• Exercise requirements
Identify and reproduce every line holding the string "يعيد".

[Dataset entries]
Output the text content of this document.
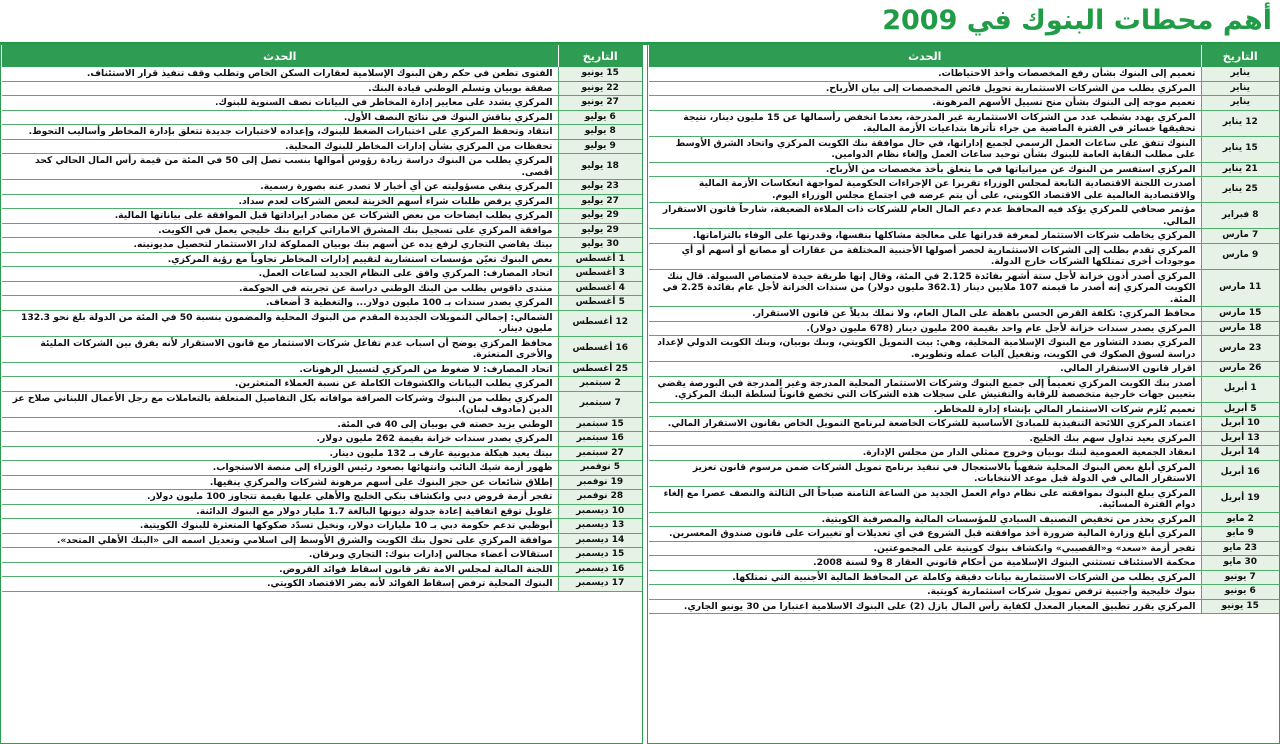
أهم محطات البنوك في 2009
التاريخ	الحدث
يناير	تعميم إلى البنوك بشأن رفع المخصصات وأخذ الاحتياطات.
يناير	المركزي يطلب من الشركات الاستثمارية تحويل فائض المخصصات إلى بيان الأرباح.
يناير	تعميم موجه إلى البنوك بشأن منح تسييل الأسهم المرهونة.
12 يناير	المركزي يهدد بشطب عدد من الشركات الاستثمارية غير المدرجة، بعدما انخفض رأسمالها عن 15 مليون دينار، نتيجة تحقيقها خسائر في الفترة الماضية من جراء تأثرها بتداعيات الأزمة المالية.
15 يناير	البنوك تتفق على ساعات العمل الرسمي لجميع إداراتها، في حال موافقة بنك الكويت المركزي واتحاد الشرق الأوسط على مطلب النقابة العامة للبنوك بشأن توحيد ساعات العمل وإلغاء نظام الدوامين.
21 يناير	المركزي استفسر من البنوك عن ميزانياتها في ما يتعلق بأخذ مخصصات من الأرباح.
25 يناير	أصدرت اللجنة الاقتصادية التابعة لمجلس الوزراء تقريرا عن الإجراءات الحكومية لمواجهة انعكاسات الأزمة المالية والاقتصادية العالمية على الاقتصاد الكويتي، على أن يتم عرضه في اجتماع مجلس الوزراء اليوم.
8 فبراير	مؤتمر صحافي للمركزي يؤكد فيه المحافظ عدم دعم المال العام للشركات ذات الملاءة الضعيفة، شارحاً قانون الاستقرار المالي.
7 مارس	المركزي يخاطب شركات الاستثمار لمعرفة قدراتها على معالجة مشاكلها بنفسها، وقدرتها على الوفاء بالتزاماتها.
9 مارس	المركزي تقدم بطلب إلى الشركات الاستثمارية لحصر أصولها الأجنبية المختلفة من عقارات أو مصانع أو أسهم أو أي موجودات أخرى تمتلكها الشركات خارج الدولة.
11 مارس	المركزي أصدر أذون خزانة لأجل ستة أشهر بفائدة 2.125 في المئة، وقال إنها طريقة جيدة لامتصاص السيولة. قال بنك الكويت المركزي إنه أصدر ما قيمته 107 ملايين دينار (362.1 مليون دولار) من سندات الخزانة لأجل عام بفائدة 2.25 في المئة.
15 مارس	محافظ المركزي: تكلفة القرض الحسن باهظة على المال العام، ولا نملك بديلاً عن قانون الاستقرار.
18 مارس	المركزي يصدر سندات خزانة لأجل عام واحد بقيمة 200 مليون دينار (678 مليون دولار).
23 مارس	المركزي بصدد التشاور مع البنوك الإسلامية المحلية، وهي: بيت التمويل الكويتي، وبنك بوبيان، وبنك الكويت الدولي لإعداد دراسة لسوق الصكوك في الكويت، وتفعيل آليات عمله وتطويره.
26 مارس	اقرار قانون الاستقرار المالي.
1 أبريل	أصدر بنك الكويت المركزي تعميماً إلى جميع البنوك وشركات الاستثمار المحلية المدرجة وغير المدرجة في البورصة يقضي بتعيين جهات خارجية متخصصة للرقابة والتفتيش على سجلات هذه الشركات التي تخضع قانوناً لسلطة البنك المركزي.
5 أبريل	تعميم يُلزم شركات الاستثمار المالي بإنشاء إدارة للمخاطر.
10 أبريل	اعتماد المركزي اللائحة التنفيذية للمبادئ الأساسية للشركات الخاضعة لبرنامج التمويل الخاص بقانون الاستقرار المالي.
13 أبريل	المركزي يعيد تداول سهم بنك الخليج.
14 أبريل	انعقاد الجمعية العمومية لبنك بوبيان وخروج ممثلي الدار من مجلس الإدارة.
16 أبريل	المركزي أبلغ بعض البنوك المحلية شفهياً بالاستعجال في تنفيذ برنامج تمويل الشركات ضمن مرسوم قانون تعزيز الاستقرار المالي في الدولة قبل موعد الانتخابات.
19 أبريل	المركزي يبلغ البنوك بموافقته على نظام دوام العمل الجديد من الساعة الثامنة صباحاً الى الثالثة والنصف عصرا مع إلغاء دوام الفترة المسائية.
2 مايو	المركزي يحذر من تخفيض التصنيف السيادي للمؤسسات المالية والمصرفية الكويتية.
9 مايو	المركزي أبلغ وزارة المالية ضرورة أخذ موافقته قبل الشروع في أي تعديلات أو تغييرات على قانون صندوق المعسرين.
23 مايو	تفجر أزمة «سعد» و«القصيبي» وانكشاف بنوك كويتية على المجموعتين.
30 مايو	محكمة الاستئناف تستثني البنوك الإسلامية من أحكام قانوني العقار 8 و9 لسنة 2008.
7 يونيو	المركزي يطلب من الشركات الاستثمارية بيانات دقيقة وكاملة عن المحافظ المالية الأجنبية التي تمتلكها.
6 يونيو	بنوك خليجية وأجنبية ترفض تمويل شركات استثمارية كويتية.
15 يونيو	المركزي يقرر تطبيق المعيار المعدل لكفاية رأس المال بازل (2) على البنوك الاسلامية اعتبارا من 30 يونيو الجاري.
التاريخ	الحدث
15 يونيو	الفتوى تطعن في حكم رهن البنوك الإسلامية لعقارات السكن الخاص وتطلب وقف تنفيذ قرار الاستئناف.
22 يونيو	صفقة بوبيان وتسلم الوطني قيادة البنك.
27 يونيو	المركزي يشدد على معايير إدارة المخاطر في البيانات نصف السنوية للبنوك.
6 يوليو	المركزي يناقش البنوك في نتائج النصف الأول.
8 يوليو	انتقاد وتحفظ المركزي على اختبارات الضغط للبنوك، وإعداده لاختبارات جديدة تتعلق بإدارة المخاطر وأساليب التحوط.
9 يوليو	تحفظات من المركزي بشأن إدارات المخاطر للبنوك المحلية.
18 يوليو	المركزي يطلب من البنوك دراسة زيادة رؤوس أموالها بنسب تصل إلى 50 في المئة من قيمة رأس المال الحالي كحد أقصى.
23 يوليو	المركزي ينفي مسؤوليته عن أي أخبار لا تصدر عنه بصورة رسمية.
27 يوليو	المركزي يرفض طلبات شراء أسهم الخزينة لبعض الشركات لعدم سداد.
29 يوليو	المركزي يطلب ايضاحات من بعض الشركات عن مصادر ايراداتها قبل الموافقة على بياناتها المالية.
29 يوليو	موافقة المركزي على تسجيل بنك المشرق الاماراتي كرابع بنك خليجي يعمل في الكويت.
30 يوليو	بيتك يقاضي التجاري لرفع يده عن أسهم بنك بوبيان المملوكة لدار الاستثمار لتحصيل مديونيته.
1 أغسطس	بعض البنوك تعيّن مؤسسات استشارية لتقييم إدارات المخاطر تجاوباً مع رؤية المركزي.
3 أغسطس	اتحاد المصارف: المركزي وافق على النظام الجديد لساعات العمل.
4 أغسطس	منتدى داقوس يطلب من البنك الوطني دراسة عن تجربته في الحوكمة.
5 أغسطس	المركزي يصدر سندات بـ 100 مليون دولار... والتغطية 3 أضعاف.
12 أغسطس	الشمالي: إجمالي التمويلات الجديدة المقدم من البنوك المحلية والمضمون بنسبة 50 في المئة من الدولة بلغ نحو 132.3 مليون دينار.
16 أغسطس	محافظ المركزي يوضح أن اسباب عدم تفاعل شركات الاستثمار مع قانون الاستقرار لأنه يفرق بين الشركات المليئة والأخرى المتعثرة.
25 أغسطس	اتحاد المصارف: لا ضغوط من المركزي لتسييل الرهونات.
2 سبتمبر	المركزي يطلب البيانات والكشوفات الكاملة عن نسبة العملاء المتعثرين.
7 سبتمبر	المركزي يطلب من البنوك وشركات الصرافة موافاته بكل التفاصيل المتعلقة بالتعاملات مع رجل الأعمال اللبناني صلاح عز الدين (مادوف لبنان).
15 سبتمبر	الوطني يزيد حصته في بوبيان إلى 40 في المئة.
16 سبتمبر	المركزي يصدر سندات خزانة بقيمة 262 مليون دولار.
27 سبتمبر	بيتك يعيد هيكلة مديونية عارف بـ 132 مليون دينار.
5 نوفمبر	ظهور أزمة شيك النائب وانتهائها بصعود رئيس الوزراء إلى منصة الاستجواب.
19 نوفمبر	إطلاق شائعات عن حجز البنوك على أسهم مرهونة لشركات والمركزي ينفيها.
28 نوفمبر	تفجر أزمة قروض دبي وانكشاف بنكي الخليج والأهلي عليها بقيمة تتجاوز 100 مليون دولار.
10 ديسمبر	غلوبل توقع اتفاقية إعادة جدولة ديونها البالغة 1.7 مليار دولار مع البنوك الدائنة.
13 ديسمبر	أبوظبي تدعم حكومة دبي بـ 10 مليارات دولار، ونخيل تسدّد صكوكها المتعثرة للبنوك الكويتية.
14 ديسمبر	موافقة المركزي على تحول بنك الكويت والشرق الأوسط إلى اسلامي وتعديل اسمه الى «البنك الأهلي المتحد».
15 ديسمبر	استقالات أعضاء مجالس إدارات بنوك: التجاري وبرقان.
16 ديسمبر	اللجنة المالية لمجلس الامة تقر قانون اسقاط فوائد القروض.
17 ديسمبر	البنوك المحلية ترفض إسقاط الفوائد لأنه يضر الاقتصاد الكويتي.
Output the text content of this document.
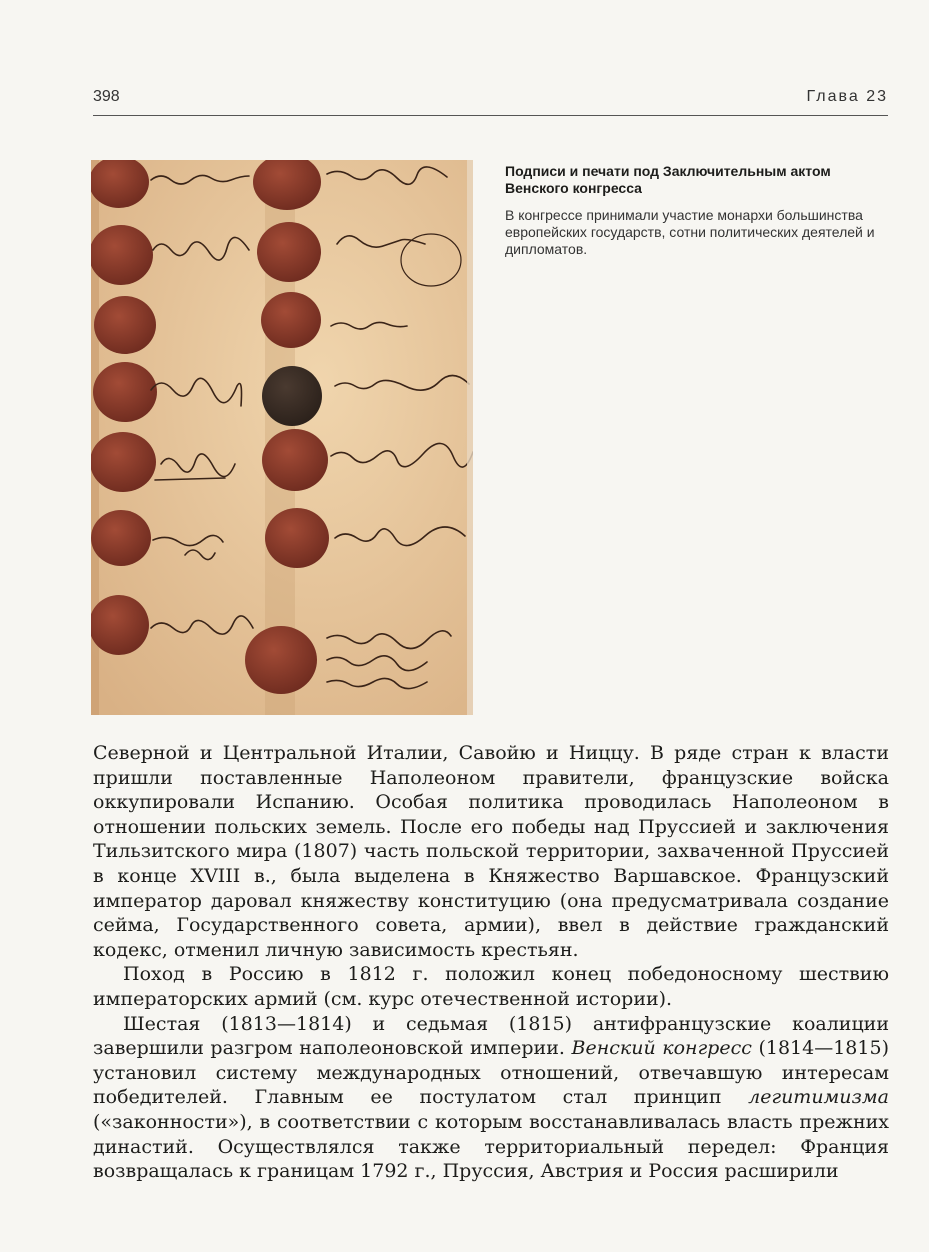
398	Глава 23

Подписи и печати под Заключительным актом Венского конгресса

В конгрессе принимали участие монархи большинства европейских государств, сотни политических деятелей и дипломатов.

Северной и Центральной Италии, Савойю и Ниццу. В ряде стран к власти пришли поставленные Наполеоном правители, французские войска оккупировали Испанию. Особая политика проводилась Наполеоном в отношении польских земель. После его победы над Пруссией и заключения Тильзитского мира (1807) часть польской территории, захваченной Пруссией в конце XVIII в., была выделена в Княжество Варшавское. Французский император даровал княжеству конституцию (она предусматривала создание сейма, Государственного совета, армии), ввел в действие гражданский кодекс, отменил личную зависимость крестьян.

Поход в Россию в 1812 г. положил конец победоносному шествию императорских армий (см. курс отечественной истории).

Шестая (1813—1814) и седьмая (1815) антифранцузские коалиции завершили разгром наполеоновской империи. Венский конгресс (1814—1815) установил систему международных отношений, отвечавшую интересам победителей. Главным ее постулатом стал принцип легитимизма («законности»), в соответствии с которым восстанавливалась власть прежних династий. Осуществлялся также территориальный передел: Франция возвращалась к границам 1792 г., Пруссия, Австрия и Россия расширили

• Solution below
13 أبريل	المركزي يعيد تداول سهم بنك الخليج.
27 سبتمبر	بيتك يعيد هيكلة مديونية عارف بـ 132 مليون دينار.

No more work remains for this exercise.